— Begin Data rows —

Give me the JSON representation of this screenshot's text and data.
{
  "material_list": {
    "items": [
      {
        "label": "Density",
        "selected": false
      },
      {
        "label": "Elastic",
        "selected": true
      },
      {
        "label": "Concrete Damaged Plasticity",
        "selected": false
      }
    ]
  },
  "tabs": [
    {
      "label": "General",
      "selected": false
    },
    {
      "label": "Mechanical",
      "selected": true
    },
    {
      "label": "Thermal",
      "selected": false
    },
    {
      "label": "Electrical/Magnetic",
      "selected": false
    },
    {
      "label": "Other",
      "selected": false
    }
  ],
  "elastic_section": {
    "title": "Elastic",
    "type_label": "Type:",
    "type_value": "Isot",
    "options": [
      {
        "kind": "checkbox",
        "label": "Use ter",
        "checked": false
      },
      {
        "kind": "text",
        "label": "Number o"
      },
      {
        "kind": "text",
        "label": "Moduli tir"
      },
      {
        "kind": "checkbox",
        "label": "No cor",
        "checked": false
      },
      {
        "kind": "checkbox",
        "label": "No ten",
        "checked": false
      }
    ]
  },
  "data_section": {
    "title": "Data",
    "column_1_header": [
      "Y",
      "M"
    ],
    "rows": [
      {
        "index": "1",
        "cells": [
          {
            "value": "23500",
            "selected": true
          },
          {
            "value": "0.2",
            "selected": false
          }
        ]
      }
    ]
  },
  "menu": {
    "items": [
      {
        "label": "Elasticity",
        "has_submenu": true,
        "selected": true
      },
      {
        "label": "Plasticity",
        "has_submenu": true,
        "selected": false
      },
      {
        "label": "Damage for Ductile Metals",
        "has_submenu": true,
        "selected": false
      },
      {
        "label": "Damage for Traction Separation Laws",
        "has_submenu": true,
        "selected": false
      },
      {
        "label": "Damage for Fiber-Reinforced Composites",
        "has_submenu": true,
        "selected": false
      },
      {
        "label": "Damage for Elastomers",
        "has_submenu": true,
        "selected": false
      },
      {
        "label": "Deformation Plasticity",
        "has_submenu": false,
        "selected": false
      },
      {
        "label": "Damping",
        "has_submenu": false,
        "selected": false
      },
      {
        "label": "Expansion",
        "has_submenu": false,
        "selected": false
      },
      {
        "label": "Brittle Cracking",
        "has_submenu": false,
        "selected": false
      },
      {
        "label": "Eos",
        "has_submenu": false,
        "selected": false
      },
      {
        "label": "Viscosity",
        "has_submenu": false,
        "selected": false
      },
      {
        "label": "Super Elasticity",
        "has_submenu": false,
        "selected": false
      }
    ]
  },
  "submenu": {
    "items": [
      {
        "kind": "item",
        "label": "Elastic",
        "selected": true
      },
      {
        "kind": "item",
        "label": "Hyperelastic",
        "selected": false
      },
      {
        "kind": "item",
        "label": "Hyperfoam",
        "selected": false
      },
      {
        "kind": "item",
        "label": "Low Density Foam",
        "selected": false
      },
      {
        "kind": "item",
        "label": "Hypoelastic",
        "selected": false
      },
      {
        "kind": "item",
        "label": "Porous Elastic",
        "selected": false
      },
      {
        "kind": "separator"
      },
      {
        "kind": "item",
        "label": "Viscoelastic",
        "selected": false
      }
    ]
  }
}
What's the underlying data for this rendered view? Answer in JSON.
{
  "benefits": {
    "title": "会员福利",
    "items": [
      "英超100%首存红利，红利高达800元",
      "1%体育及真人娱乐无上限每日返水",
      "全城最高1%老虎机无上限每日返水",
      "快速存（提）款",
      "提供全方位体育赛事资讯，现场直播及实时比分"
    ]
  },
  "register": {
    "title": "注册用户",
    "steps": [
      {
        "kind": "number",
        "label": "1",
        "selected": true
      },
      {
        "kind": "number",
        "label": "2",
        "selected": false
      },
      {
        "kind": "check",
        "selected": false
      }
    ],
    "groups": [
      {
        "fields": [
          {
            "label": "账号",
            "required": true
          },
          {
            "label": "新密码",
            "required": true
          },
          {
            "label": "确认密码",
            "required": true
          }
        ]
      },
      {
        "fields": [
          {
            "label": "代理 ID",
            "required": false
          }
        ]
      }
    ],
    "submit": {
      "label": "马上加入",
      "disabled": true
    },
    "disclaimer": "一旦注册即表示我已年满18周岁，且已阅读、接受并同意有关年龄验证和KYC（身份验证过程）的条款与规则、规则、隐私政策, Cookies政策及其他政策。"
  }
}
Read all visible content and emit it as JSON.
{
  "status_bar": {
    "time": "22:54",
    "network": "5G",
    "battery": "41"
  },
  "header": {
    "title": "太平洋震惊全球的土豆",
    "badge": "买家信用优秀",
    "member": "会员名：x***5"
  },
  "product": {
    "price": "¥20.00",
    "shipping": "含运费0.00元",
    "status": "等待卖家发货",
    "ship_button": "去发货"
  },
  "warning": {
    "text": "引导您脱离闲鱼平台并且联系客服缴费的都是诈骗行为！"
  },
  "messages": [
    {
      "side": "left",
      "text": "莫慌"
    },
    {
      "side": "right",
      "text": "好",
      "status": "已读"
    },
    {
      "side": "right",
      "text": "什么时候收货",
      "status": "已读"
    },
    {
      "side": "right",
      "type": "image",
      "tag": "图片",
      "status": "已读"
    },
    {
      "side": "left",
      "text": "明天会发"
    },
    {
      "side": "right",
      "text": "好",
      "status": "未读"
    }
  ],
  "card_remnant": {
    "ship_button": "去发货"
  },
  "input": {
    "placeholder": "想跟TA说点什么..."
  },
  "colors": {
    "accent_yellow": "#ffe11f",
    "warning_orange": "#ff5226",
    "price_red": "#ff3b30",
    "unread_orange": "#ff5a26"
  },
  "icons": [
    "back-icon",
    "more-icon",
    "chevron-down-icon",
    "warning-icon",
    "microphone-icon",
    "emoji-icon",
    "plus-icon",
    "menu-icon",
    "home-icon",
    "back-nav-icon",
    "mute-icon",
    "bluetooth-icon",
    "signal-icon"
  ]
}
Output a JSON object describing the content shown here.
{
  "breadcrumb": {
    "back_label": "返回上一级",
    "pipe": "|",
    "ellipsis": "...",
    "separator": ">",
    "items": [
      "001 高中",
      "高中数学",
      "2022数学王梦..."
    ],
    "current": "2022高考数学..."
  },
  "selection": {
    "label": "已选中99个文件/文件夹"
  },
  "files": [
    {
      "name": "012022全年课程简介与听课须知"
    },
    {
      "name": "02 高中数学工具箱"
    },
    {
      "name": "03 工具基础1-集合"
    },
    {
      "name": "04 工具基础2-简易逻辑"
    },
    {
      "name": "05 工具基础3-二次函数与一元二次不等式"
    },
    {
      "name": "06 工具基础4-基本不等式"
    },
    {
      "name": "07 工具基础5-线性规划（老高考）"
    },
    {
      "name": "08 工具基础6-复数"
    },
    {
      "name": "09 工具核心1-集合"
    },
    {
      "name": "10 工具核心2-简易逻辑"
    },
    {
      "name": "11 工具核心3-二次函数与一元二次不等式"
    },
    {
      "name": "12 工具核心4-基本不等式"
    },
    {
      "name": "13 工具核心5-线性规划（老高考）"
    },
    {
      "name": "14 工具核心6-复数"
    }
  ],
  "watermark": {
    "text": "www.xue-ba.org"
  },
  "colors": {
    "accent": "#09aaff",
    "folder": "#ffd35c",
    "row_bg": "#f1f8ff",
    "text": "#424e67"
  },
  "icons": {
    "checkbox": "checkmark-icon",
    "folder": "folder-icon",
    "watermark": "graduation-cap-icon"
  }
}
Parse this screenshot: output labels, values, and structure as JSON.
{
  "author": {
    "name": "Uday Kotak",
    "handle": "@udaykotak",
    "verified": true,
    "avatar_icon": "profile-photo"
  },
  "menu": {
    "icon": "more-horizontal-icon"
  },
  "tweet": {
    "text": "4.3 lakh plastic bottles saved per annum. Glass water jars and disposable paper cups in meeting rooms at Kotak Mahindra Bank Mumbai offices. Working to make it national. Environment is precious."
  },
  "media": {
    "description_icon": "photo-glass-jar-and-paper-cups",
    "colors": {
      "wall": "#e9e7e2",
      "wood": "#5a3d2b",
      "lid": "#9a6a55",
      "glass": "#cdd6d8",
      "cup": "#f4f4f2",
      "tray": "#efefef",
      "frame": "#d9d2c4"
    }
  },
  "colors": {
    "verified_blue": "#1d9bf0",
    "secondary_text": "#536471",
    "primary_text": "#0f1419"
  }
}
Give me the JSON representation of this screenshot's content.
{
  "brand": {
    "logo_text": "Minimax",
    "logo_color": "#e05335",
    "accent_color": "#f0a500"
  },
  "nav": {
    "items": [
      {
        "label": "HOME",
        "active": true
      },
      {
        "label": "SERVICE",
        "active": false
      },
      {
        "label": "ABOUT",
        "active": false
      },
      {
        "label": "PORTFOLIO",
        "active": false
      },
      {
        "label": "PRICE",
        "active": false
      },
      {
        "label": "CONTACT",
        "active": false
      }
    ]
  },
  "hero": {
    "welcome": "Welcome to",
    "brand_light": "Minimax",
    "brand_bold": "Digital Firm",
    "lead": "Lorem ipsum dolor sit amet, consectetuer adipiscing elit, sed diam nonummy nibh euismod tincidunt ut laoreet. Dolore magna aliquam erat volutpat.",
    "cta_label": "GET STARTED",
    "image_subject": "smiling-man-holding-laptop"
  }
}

— End Data rows —

- The request -
Search the data for the string "二次函数与一元二次不等式". List each line that has it.

- Written solution -
      "name": "05 工具基础3-二次函数与一元二次不等式"
      "name": "11 工具核心3-二次函数与一元二次不等式"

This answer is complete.